═══ Passage
Are you letting yourself be bad or are you trying to hold everything together in the name of, well, having it all together and being “good” at something?
The greatest source of stress in my life these days comes from when I believe I have to keep it all together. That I have to be good at something.
The greatest areas of freedom in my life are the areas where I have given myself permission to be bad. When I first started riding again, I gave myself permission to be bad. Horrible, even. I was 3+ years out of the saddle, and only 2 months back into semi-regular exercise (yoga). My health had given way on me, and I figured that as long as I could walk, trot, canter and still stay upright and on the intended figure, I was doing alright.
But in letting myself be bad, really, truly, bad—I found freedom.
The freedom to experiment. The freedom to connect with my horse (thanks, Gani!). The freedom to laugh at myself and most of all, the freedom to have fun again in the saddle.
══════
═══ Data
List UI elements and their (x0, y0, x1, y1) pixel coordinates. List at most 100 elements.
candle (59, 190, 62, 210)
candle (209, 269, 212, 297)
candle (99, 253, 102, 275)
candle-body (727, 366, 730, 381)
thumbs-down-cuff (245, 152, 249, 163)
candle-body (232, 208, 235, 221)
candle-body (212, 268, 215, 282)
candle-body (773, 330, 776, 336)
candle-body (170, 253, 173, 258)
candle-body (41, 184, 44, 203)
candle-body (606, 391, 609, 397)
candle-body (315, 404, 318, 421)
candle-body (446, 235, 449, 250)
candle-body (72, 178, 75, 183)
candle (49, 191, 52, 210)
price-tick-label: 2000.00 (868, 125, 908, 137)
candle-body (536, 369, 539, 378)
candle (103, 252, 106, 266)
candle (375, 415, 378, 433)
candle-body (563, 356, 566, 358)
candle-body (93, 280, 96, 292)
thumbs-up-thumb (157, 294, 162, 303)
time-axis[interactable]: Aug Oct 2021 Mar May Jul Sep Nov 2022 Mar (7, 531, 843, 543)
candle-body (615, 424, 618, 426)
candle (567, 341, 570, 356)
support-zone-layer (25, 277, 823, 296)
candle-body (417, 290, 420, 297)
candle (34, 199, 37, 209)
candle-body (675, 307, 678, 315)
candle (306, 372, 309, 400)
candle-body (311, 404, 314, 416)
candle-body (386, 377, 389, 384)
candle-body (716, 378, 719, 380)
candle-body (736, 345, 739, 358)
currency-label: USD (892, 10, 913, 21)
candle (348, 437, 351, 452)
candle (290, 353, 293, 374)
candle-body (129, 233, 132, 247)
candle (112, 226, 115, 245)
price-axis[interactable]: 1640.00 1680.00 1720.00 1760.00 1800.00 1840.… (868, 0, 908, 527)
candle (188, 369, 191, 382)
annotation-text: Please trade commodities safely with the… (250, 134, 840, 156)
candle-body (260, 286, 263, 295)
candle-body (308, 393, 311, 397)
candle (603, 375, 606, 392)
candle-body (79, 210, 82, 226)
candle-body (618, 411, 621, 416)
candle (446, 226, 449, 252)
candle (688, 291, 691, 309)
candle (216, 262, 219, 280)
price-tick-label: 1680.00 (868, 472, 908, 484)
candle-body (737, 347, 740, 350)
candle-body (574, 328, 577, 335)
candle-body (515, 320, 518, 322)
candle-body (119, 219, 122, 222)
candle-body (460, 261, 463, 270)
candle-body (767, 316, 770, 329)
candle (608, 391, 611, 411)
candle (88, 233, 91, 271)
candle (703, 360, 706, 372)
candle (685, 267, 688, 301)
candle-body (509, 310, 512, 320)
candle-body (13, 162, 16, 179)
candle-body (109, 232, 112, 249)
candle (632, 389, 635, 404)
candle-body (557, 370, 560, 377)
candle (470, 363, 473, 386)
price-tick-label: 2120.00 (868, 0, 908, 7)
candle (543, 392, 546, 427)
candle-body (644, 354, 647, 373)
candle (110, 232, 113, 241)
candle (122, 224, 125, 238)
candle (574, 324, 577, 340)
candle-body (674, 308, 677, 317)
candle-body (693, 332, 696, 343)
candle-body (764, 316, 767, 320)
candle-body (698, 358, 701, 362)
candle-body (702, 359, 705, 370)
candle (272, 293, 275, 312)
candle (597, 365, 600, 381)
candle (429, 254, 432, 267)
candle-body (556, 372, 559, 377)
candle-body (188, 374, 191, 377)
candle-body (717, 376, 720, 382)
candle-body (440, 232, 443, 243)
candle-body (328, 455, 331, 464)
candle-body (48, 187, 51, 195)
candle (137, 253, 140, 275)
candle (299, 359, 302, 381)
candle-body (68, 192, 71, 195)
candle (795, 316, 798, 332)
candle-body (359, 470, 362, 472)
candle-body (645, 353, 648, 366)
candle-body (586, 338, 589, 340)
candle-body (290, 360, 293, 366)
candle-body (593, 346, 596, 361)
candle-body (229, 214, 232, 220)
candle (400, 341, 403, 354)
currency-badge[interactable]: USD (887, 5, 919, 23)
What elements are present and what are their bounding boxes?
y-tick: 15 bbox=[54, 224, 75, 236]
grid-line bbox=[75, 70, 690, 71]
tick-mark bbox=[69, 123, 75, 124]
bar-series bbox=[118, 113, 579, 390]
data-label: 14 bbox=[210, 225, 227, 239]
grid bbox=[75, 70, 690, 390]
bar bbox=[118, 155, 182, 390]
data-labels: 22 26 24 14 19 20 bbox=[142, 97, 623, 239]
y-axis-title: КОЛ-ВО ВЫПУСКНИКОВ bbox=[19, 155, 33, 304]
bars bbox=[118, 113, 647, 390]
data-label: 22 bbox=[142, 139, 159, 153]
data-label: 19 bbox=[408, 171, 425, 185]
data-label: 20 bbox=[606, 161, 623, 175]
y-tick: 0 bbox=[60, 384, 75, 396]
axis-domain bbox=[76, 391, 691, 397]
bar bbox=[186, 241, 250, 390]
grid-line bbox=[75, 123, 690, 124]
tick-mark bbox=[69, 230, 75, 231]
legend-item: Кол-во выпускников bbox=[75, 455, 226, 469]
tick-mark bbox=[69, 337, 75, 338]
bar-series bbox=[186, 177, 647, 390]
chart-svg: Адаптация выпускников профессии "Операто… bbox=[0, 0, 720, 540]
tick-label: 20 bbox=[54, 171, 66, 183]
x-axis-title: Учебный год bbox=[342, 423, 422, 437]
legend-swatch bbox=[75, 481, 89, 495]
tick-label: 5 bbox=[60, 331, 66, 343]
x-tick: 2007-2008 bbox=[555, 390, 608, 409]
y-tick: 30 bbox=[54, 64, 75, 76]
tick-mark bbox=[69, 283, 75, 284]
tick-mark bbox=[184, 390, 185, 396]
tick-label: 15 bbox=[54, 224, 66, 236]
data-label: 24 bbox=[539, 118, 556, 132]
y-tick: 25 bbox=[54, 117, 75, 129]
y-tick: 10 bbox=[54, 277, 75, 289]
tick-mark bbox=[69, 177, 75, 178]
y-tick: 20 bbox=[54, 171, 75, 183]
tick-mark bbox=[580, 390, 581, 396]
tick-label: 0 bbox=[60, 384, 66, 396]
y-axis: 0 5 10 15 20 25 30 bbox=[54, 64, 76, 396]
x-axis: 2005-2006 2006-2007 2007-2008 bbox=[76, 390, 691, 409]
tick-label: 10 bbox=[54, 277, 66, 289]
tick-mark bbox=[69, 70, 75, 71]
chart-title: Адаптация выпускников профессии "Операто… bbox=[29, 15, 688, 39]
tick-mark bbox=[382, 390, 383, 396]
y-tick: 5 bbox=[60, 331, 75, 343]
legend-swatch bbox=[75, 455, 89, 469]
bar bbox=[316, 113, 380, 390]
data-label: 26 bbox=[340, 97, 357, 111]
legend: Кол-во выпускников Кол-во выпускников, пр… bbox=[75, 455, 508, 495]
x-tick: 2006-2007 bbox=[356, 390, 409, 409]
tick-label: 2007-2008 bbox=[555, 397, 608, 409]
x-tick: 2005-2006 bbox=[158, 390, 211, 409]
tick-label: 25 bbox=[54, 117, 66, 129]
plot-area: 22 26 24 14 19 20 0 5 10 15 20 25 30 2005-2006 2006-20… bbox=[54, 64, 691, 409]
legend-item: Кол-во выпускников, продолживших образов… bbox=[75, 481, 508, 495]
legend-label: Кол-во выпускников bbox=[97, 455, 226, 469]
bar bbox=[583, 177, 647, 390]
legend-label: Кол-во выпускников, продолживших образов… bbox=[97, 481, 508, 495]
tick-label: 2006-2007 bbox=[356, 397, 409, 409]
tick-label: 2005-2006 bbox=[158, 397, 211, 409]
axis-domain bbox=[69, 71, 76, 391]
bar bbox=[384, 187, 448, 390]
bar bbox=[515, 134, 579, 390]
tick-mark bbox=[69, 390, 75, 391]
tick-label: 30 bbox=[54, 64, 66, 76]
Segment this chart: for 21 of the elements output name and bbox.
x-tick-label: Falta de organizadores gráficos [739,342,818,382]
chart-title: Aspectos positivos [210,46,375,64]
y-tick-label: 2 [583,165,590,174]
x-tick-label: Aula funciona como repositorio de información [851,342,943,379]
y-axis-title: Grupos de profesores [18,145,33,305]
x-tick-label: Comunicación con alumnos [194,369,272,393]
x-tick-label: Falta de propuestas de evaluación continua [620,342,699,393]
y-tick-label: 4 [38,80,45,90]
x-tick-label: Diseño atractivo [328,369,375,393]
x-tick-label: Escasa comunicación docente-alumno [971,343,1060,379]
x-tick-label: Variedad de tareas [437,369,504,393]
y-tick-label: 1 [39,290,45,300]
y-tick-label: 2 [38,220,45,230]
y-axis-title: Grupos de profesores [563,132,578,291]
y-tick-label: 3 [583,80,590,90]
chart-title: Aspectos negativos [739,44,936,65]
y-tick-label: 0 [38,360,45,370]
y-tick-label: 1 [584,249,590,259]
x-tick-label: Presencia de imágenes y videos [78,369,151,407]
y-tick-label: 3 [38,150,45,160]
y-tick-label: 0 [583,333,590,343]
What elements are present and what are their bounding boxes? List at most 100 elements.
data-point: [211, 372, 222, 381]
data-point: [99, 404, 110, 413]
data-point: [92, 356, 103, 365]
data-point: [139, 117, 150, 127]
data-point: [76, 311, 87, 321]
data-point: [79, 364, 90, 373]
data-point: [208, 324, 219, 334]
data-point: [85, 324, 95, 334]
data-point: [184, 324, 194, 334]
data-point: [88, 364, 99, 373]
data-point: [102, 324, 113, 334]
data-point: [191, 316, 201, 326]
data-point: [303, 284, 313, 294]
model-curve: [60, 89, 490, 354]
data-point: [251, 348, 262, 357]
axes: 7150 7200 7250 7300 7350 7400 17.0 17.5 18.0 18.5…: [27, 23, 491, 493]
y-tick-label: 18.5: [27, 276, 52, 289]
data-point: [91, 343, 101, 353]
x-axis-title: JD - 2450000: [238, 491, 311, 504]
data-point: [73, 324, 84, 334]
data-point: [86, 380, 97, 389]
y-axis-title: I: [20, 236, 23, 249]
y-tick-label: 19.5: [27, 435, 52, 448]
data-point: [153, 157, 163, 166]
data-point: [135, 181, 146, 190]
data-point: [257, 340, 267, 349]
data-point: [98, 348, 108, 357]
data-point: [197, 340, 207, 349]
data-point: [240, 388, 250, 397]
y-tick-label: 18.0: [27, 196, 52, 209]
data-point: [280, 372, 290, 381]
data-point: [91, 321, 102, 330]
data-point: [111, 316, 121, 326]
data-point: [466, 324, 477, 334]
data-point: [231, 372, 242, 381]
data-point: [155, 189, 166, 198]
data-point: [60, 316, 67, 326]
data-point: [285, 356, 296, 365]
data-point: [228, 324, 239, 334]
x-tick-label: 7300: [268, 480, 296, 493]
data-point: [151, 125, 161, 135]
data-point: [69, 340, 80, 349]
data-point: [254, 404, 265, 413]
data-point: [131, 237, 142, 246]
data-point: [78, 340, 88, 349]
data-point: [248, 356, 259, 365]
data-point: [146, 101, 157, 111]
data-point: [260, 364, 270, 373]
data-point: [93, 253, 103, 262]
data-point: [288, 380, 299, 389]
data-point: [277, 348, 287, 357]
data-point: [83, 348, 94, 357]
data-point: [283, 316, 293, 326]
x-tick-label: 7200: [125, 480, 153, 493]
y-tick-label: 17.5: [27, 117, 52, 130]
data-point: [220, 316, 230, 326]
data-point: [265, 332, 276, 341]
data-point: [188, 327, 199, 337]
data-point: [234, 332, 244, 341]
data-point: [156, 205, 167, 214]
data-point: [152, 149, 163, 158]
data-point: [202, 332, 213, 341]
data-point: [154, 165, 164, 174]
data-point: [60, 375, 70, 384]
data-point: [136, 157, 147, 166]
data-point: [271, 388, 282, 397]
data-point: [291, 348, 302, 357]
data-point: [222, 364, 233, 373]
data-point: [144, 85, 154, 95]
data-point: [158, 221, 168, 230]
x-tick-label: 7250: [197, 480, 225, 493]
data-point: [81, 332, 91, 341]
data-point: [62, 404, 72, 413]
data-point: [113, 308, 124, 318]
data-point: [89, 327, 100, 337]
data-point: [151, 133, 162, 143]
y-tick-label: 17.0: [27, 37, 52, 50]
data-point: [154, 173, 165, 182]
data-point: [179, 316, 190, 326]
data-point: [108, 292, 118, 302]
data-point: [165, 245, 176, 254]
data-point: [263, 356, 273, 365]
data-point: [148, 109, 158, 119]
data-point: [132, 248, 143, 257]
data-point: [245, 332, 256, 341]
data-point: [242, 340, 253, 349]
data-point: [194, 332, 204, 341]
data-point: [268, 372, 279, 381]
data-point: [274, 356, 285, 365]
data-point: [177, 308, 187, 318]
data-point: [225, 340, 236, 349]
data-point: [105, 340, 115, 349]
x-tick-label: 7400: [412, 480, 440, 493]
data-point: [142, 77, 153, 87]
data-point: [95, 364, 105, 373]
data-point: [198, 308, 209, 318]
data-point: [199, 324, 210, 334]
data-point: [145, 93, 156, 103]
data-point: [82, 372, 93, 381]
══════
### Brief
Set down the passage on riding word for word, starting at the words containing "The greatest source" and stopping after "was doing alright.". This material comes from a different source than the text.

### Solution to this exercise
The greatest source of stress in my life these days comes from when I believe I have to keep it all together. That I have to be good at something.
The greatest areas of freedom in my life are the areas where I have given myself permission to be bad. When I first started riding again, I gave myself permission to be bad. Horrible, even. I was 3+ years out of the saddle, and only 2 months back into semi-regular exercise (yoga). My health had given way on me, and I figured that as long as I could walk, trot, canter and still stay upright and on the intended figure, I was doing alright.